Written problem: Provide a single number: the count of lines containing the string "value".

________________________

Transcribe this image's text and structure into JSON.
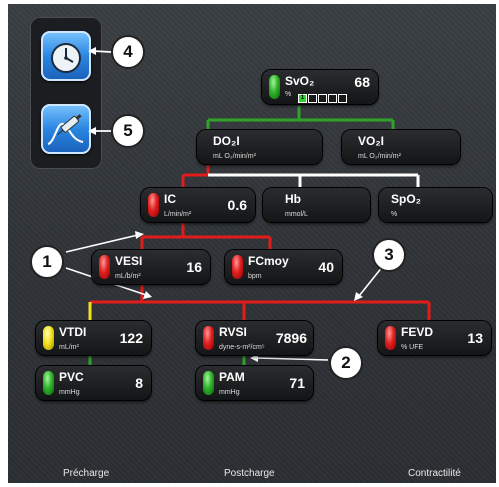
{
  "colors": {
    "red": "#e21b1b",
    "white": "#ffffff",
    "green": "#2fa22a",
    "yellow": "#f3e21a"
  },
  "callouts": [
    "4",
    "5",
    "1",
    "3",
    "2"
  ],
  "apps": [
    {
      "icon": "clock-icon"
    },
    {
      "icon": "syringe-curve-icon"
    }
  ],
  "svo2": {
    "name": "SvO₂",
    "unit": "%",
    "value": "68",
    "bar_level": "1",
    "status": "green"
  },
  "do2i": {
    "name": "DO₂I",
    "unit": "mL O₂/min/m²"
  },
  "vo2i": {
    "name": "VO₂I",
    "unit": "mL O₂/min/m²"
  },
  "ic": {
    "name": "IC",
    "unit": "L/min/m²",
    "value": "0.6",
    "status": "red"
  },
  "hb": {
    "name": "Hb",
    "unit": "mmol/L"
  },
  "spo2": {
    "name": "SpO₂",
    "unit": "%"
  },
  "vesi": {
    "name": "VESI",
    "unit": "mL/b/m²",
    "value": "16",
    "status": "red"
  },
  "fcmoy": {
    "name": "FCmoy",
    "unit": "bpm",
    "value": "40",
    "status": "red"
  },
  "vtdi": {
    "name": "VTDI",
    "unit": "mL/m²",
    "value": "122",
    "status": "yellow"
  },
  "rvsi": {
    "name": "RVSI",
    "unit": "dyne-s-m²/cm⁵",
    "value": "7896",
    "status": "red"
  },
  "fevd": {
    "name": "FEVD",
    "unit": "% UFE",
    "value": "13",
    "status": "red"
  },
  "pvc": {
    "name": "PVC",
    "unit": "mmHg",
    "value": "8",
    "status": "green"
  },
  "pam": {
    "name": "PAM",
    "unit": "mmHg",
    "value": "71",
    "status": "green"
  },
  "footer": {
    "precharge": "Précharge",
    "postcharge": "Postcharge",
    "contractilite": "Contractilité"
  }
}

________________________

Task result: 9